• [Exercise details]: Reproduce every entry in the listing without alteration.

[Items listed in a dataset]
______________________________
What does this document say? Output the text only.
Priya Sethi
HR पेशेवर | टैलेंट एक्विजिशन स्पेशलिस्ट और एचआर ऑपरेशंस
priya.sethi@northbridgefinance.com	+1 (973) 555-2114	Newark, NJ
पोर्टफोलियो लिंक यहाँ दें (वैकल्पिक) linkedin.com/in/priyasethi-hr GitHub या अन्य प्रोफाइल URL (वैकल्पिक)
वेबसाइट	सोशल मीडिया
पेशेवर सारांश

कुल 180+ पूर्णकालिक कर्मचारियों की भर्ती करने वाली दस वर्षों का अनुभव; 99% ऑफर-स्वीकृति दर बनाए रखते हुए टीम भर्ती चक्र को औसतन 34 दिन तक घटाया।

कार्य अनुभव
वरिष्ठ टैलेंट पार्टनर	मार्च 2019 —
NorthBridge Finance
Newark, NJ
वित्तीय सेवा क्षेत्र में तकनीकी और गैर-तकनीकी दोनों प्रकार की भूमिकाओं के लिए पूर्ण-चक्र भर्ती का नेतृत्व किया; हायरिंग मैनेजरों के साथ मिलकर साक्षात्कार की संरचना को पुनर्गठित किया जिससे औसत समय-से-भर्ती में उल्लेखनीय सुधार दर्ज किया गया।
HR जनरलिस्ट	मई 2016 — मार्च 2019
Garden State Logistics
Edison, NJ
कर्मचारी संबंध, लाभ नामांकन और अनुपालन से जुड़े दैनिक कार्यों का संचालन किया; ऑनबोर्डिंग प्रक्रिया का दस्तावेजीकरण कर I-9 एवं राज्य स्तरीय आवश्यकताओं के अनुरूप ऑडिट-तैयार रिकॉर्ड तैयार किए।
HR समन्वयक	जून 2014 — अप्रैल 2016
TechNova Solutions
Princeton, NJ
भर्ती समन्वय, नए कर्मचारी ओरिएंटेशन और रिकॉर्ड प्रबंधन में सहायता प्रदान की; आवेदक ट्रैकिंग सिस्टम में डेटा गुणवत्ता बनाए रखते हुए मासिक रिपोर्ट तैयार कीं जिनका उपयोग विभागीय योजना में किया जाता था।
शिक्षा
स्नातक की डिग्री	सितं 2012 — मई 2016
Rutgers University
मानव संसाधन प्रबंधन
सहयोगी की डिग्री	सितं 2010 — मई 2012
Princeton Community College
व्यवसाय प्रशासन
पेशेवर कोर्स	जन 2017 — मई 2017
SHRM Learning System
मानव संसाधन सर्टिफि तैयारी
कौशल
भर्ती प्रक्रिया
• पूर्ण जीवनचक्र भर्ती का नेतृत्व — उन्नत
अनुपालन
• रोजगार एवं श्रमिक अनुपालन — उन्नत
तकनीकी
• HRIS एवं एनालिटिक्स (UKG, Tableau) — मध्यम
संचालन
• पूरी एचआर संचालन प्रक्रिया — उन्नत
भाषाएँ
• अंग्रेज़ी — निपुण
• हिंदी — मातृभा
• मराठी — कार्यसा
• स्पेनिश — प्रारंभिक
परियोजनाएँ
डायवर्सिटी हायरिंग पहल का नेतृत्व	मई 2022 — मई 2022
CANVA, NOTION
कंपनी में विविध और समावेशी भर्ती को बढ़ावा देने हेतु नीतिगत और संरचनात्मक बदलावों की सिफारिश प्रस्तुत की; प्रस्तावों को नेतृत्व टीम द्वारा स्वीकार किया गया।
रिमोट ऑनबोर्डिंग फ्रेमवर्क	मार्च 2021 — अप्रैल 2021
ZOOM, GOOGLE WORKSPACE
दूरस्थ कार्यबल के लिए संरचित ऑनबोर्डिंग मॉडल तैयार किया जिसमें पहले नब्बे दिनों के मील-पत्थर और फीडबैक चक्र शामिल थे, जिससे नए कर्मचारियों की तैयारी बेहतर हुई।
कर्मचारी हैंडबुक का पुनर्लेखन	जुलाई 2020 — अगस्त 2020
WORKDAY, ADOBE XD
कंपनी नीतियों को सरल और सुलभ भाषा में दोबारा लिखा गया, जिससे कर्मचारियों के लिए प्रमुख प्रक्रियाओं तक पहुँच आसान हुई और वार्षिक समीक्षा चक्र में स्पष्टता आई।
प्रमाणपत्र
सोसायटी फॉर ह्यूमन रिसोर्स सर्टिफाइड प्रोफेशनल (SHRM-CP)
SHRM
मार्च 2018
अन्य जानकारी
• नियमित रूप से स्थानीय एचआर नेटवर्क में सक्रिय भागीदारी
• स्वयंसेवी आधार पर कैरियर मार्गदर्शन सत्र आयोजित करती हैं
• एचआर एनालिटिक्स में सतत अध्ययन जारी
______________________________
• [Written reply]:
What does this document say? Output the text only.
Priya Sethi
HR पेशेवर | टैलेंट एक्विजिशन स्पेशलिस्ट और एचआर ऑपरेशंस
priya.sethi@northbridgefinance.com	+1 (973) 555-2114	Newark, NJ
पोर्टफोलियो लिंक यहाँ दें (वैकल्पिक) linkedin.com/in/priyasethi-hr GitHub या अन्य प्रोफाइल URL (वैकल्पिक)
वेबसाइट	सोशल मीडिया
पेशेवर सारांश

कुल 180+ पूर्णकालिक कर्मचारियों की भर्ती करने वाली दस वर्षों का अनुभव; 99% ऑफर-स्वीकृति दर बनाए रखते हुए टीम भर्ती चक्र को औसतन 34 दिन तक घटाया।

कार्य अनुभव
वरिष्ठ टैलेंट पार्टनर	मार्च 2019 —
NorthBridge Finance
Newark, NJ
वित्तीय सेवा क्षेत्र में तकनीकी और गैर-तकनीकी दोनों प्रकार की भूमिकाओं के लिए पूर्ण-चक्र भर्ती का नेतृत्व किया; हायरिंग मैनेजरों के साथ मिलकर साक्षात्कार की संरचना को पुनर्गठित किया जिससे औसत समय-से-भर्ती में उल्लेखनीय सुधार दर्ज किया गया।
HR जनरलिस्ट	मई 2016 — मार्च 2019
Garden State Logistics
Edison, NJ
कर्मचारी संबंध, लाभ नामांकन और अनुपालन से जुड़े दैनिक कार्यों का संचालन किया; ऑनबोर्डिंग प्रक्रिया का दस्तावेजीकरण कर I-9 एवं राज्य स्तरीय आवश्यकताओं के अनुरूप ऑडिट-तैयार रिकॉर्ड तैयार किए।
HR समन्वयक	जून 2014 — अप्रैल 2016
TechNova Solutions
Princeton, NJ
भर्ती समन्वय, नए कर्मचारी ओरिएंटेशन और रिकॉर्ड प्रबंधन में सहायता प्रदान की; आवेदक ट्रैकिंग सिस्टम में डेटा गुणवत्ता बनाए रखते हुए मासिक रिपोर्ट तैयार कीं जिनका उपयोग विभागीय योजना में किया जाता था।
शिक्षा
स्नातक की डिग्री	सितं 2012 — मई 2016
Rutgers University
मानव संसाधन प्रबंधन
सहयोगी की डिग्री	सितं 2010 — मई 2012
Princeton Community College
व्यवसाय प्रशासन
पेशेवर कोर्स	जन 2017 — मई 2017
SHRM Learning System
मानव संसाधन सर्टिफि तैयारी
कौशल
भर्ती प्रक्रिया
• पूर्ण जीवनचक्र भर्ती का नेतृत्व — उन्नत
अनुपालन
• रोजगार एवं श्रमिक अनुपालन — उन्नत
तकनीकी
• HRIS एवं एनालिटिक्स (UKG, Tableau) — मध्यम
संचालन
• पूरी एचआर संचालन प्रक्रिया — उन्नत
भाषाएँ
• अंग्रेज़ी — निपुण
• हिंदी — मातृभा
• मराठी — कार्यसा
• स्पेनिश — प्रारंभिक
परियोजनाएँ
डायवर्सिटी हायरिंग पहल का नेतृत्व	मई 2022 — मई 2022
CANVA, NOTION
कंपनी में विविध और समावेशी भर्ती को बढ़ावा देने हेतु नीतिगत और संरचनात्मक बदलावों की सिफारिश प्रस्तुत की; प्रस्तावों को नेतृत्व टीम द्वारा स्वीकार किया गया।
रिमोट ऑनबोर्डिंग फ्रेमवर्क	मार्च 2021 — अप्रैल 2021
ZOOM, GOOGLE WORKSPACE
दूरस्थ कार्यबल के लिए संरचित ऑनबोर्डिंग मॉडल तैयार किया जिसमें पहले नब्बे दिनों के मील-पत्थर और फीडबैक चक्र शामिल थे, जिससे नए कर्मचारियों की तैयारी बेहतर हुई।
कर्मचारी हैंडबुक का पुनर्लेखन	जुलाई 2020 — अगस्त 2020
WORKDAY, ADOBE XD
कंपनी नीतियों को सरल और सुलभ भाषा में दोबारा लिखा गया, जिससे कर्मचारियों के लिए प्रमुख प्रक्रियाओं तक पहुँच आसान हुई और वार्षिक समीक्षा चक्र में स्पष्टता आई।
प्रमाणपत्र
सोसायटी फॉर ह्यूमन रिसोर्स सर्टिफाइड प्रोफेशनल (SHRM-CP)
SHRM
मार्च 2018
अन्य जानकारी
• नियमित रूप से स्थानीय एचआर नेटवर्क में सक्रिय भागीदारी
• स्वयंसेवी आधार पर कैरियर मार्गदर्शन सत्र आयोजित करती हैं
• एचआर एनालिटिक्स में सतत अध्ययन जारी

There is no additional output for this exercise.